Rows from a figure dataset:
[Start]

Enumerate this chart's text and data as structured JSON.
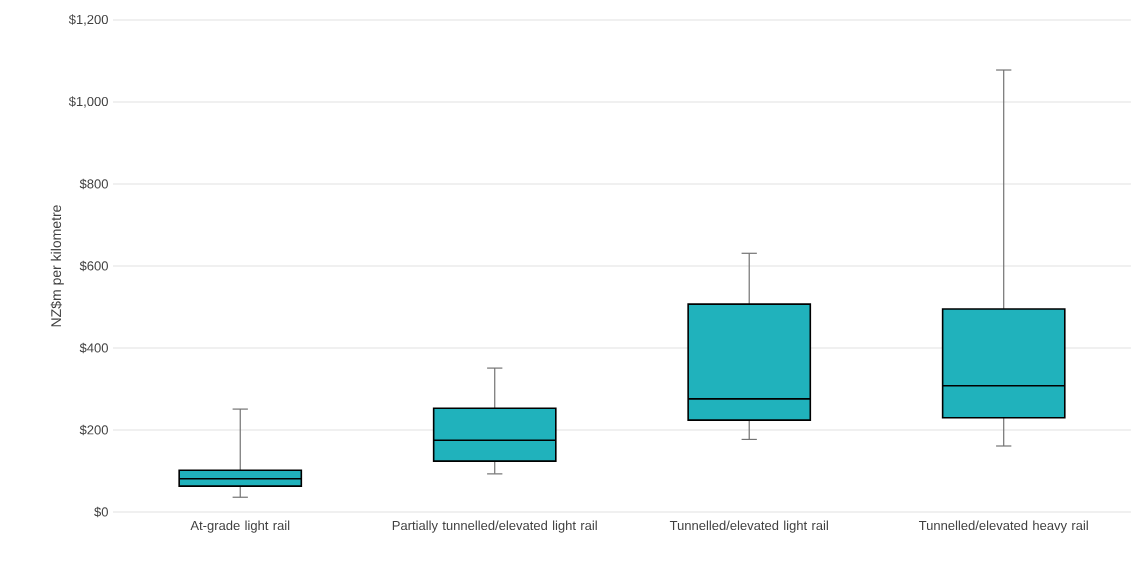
{
  "chart_data": {
    "type": "box",
    "ylabel": "NZ$m per kilometre",
    "categories": [
      "At-grade light rail",
      "Partially tunnelled/elevated light rail",
      "Tunnelled/elevated light rail",
      "Tunnelled/elevated heavy rail"
    ],
    "series": [
      {
        "color": "#20b2bc",
        "boxes": [
          {
            "low": 36,
            "q1": 63,
            "median": 81,
            "q3": 102,
            "high": 251
          },
          {
            "low": 93,
            "q1": 124,
            "median": 175,
            "q3": 253,
            "high": 351
          },
          {
            "low": 177,
            "q1": 224,
            "median": 276,
            "q3": 507,
            "high": 631
          },
          {
            "low": 161,
            "q1": 230,
            "median": 308,
            "q3": 495,
            "high": 1078
          }
        ]
      }
    ],
    "ylim": [
      0,
      1200
    ],
    "yticks": [
      {
        "value": 0,
        "label": "$0"
      },
      {
        "value": 200,
        "label": "$200"
      },
      {
        "value": 400,
        "label": "$400"
      },
      {
        "value": 600,
        "label": "$600"
      },
      {
        "value": 800,
        "label": "$800"
      },
      {
        "value": 1000,
        "label": "$1,000"
      },
      {
        "value": 1200,
        "label": "$1,200"
      }
    ],
    "grid": "y"
  }
}
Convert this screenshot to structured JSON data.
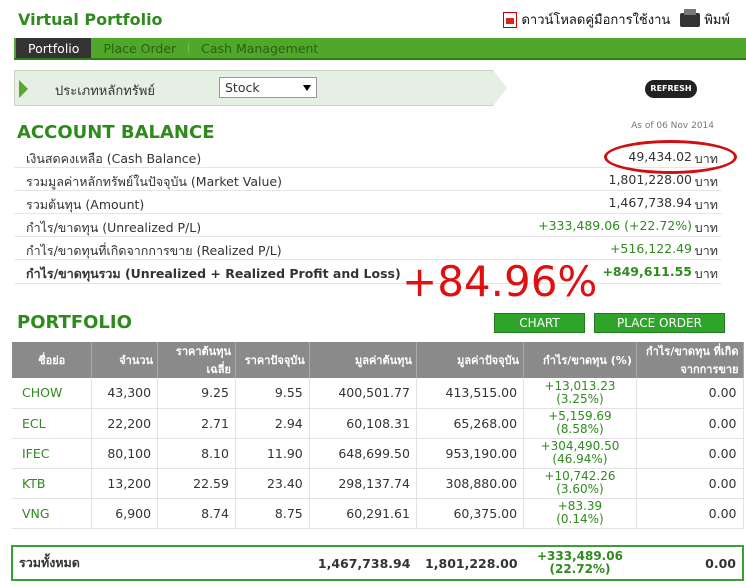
{
  "header": {
    "title": "Virtual Portfolio",
    "download_label": "ดาวน์โหลดคู่มือการใช้งาน",
    "print_label": "พิมพ์"
  },
  "tabs": [
    {
      "label": "Portfolio"
    },
    {
      "label": "Place Order"
    },
    {
      "label": "Cash Management"
    }
  ],
  "filter": {
    "label": "ประเภทหลักทรัพย์",
    "selected": "Stock",
    "refresh_label": "REFRESH"
  },
  "account": {
    "title": "ACCOUNT BALANCE",
    "as_of": "As of 06 Nov 2014",
    "unit": "บาท",
    "rows": [
      {
        "label": "เงินสดคงเหลือ (Cash Balance)",
        "value": "49,434.02"
      },
      {
        "label": "รวมมูลค่าหลักทรัพย์ในปัจจุบัน (Market Value)",
        "value": "1,801,228.00"
      },
      {
        "label": "รวมต้นทุน (Amount)",
        "value": "1,467,738.94"
      },
      {
        "label": "กำไร/ขาดทุน (Unrealized P/L)",
        "value": "+333,489.06 (+22.72%)"
      },
      {
        "label": "กำไร/ขาดทุนที่เกิดจากการขาย (Realized P/L)",
        "value": "+516,122.49"
      },
      {
        "label": "กำไร/ขาดทุนรวม (Unrealized + Realized Profit and Loss)",
        "value": "+849,611.55"
      }
    ],
    "annotation": "+84.96%"
  },
  "portfolio": {
    "title": "PORTFOLIO",
    "chart_label": "CHART",
    "order_label": "PLACE ORDER",
    "headers": [
      "ชื่อย่อ",
      "จำนวน",
      "ราคาต้นทุนเฉลี่ย",
      "ราคาปัจจุบัน",
      "มูลค่าต้นทุน",
      "มูลค่าปัจจุบัน",
      "กำไร/ขาดทุน (%)",
      "กำไร/ขาดทุน ที่เกิดจากการขาย"
    ],
    "rows": [
      {
        "symbol": "CHOW",
        "qty": "43,300",
        "avg": "9.25",
        "price": "9.55",
        "cost": "400,501.77",
        "market": "413,515.00",
        "pl": "+13,013.23",
        "pct": "(3.25%)",
        "realized": "0.00"
      },
      {
        "symbol": "ECL",
        "qty": "22,200",
        "avg": "2.71",
        "price": "2.94",
        "cost": "60,108.31",
        "market": "65,268.00",
        "pl": "+5,159.69",
        "pct": "(8.58%)",
        "realized": "0.00"
      },
      {
        "symbol": "IFEC",
        "qty": "80,100",
        "avg": "8.10",
        "price": "11.90",
        "cost": "648,699.50",
        "market": "953,190.00",
        "pl": "+304,490.50",
        "pct": "(46.94%)",
        "realized": "0.00"
      },
      {
        "symbol": "KTB",
        "qty": "13,200",
        "avg": "22.59",
        "price": "23.40",
        "cost": "298,137.74",
        "market": "308,880.00",
        "pl": "+10,742.26",
        "pct": "(3.60%)",
        "realized": "0.00"
      },
      {
        "symbol": "VNG",
        "qty": "6,900",
        "avg": "8.74",
        "price": "8.75",
        "cost": "60,291.61",
        "market": "60,375.00",
        "pl": "+83.39",
        "pct": "(0.14%)",
        "realized": "0.00"
      }
    ],
    "total": {
      "label": "รวมทั้งหมด",
      "cost": "1,467,738.94",
      "market": "1,801,228.00",
      "pl": "+333,489.06",
      "pct": "(22.72%)",
      "realized": "0.00"
    }
  }
}
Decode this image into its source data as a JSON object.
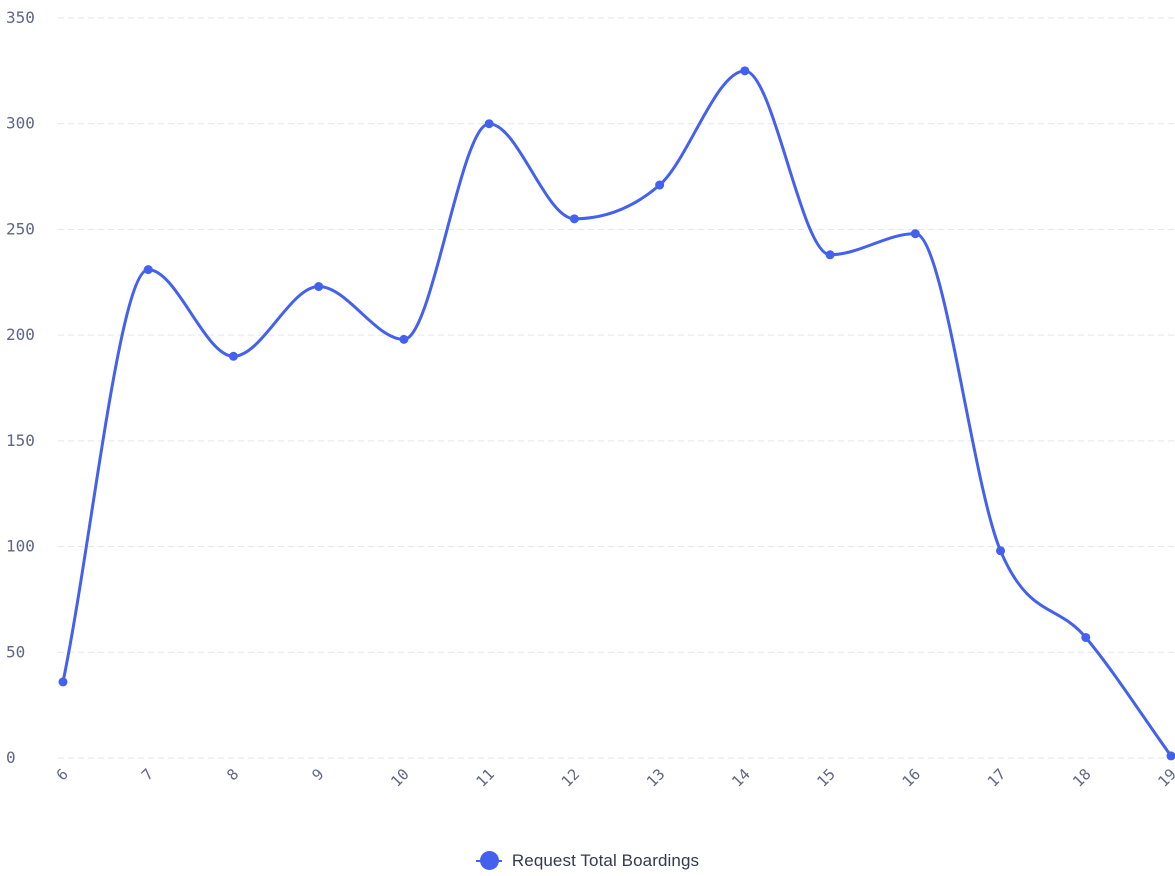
{
  "chart_data": {
    "type": "line",
    "smooth": true,
    "grid": true,
    "legend_position": "bottom-center",
    "x": [
      6,
      7,
      8,
      9,
      10,
      11,
      12,
      13,
      14,
      15,
      16,
      17,
      18,
      19
    ],
    "x_tick_labels": [
      "6",
      "7",
      "8",
      "9",
      "10",
      "11",
      "12",
      "13",
      "14",
      "15",
      "16",
      "17",
      "18",
      "19"
    ],
    "ylim": [
      0,
      350
    ],
    "y_ticks": [
      0,
      50,
      100,
      150,
      200,
      250,
      300,
      350
    ],
    "series": [
      {
        "name": "Request Total Boardings",
        "color": "#4361ee",
        "values": [
          36,
          231,
          190,
          223,
          198,
          300,
          255,
          271,
          325,
          238,
          248,
          98,
          57,
          1
        ]
      }
    ]
  }
}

[End]

In the records above, collect each line with "this".

Enumerate this chart's text and data as structured JSON.
Convert this screenshot to structured JSON data.
Decode this image into its source data as a JSON object.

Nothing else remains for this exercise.